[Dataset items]

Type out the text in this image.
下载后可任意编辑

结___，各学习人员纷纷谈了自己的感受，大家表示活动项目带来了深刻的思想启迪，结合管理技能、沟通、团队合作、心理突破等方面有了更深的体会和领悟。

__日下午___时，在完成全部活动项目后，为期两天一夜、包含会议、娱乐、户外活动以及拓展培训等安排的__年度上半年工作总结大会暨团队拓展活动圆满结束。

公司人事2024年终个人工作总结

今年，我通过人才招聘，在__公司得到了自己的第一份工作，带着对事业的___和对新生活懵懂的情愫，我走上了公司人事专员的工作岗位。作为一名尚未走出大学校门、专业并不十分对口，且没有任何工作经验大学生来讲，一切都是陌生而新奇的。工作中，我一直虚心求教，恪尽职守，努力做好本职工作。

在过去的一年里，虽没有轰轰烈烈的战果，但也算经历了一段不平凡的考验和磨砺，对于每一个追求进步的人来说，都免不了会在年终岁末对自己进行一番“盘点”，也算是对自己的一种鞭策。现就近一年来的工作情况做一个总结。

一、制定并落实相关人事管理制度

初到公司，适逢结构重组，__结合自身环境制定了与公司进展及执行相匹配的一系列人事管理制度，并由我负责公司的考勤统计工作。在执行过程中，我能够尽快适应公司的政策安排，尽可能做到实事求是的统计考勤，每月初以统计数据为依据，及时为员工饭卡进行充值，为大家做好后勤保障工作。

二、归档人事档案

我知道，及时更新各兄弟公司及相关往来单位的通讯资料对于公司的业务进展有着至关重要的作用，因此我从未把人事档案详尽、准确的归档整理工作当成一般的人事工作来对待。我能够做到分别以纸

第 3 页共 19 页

## Given task
Transcribe the whole listing exactly.

## Written answer
Type out the text in this image.
下载后可任意编辑

结___，各学习人员纷纷谈了自己的感受，大家表示活动项目带来了深刻的思想启迪，结合管理技能、沟通、团队合作、心理突破等方面有了更深的体会和领悟。

__日下午___时，在完成全部活动项目后，为期两天一夜、包含会议、娱乐、户外活动以及拓展培训等安排的__年度上半年工作总结大会暨团队拓展活动圆满结束。

公司人事2024年终个人工作总结

今年，我通过人才招聘，在__公司得到了自己的第一份工作，带着对事业的___和对新生活懵懂的情愫，我走上了公司人事专员的工作岗位。作为一名尚未走出大学校门、专业并不十分对口，且没有任何工作经验大学生来讲，一切都是陌生而新奇的。工作中，我一直虚心求教，恪尽职守，努力做好本职工作。

在过去的一年里，虽没有轰轰烈烈的战果，但也算经历了一段不平凡的考验和磨砺，对于每一个追求进步的人来说，都免不了会在年终岁末对自己进行一番“盘点”，也算是对自己的一种鞭策。现就近一年来的工作情况做一个总结。

一、制定并落实相关人事管理制度

初到公司，适逢结构重组，__结合自身环境制定了与公司进展及执行相匹配的一系列人事管理制度，并由我负责公司的考勤统计工作。在执行过程中，我能够尽快适应公司的政策安排，尽可能做到实事求是的统计考勤，每月初以统计数据为依据，及时为员工饭卡进行充值，为大家做好后勤保障工作。

二、归档人事档案

我知道，及时更新各兄弟公司及相关往来单位的通讯资料对于公司的业务进展有着至关重要的作用，因此我从未把人事档案详尽、准确的归档整理工作当成一般的人事工作来对待。我能够做到分别以纸

第 3 页共 19 页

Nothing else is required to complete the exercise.